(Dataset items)
####################

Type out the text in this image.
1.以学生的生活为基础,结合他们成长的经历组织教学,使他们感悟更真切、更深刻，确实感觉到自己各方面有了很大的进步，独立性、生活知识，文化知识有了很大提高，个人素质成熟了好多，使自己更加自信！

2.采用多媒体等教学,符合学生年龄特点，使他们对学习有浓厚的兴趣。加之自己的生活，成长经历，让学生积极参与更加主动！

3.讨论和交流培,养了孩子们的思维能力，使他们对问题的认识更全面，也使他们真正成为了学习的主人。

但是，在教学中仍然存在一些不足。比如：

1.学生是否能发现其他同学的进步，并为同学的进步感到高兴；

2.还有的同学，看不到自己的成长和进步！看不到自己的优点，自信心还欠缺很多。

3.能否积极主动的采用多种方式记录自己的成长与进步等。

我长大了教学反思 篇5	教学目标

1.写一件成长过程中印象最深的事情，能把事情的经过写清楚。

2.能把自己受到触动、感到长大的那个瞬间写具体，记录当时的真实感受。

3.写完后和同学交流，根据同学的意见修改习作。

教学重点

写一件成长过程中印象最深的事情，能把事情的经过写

####################

- [EXERCISE PROMPT]: Reproduce the records in full, exactly as written.

- [OUTPUT FOR THIS TASK]:
Type out the text in this image.
1.以学生的生活为基础,结合他们成长的经历组织教学,使他们感悟更真切、更深刻，确实感觉到自己各方面有了很大的进步，独立性、生活知识，文化知识有了很大提高，个人素质成熟了好多，使自己更加自信！

2.采用多媒体等教学,符合学生年龄特点，使他们对学习有浓厚的兴趣。加之自己的生活，成长经历，让学生积极参与更加主动！

3.讨论和交流培,养了孩子们的思维能力，使他们对问题的认识更全面，也使他们真正成为了学习的主人。

但是，在教学中仍然存在一些不足。比如：

1.学生是否能发现其他同学的进步，并为同学的进步感到高兴；

2.还有的同学，看不到自己的成长和进步！看不到自己的优点，自信心还欠缺很多。

3.能否积极主动的采用多种方式记录自己的成长与进步等。

我长大了教学反思 篇5	教学目标

1.写一件成长过程中印象最深的事情，能把事情的经过写清楚。

2.能把自己受到触动、感到长大的那个瞬间写具体，记录当时的真实感受。

3.写完后和同学交流，根据同学的意见修改习作。

教学重点

写一件成长过程中印象最深的事情，能把事情的经过写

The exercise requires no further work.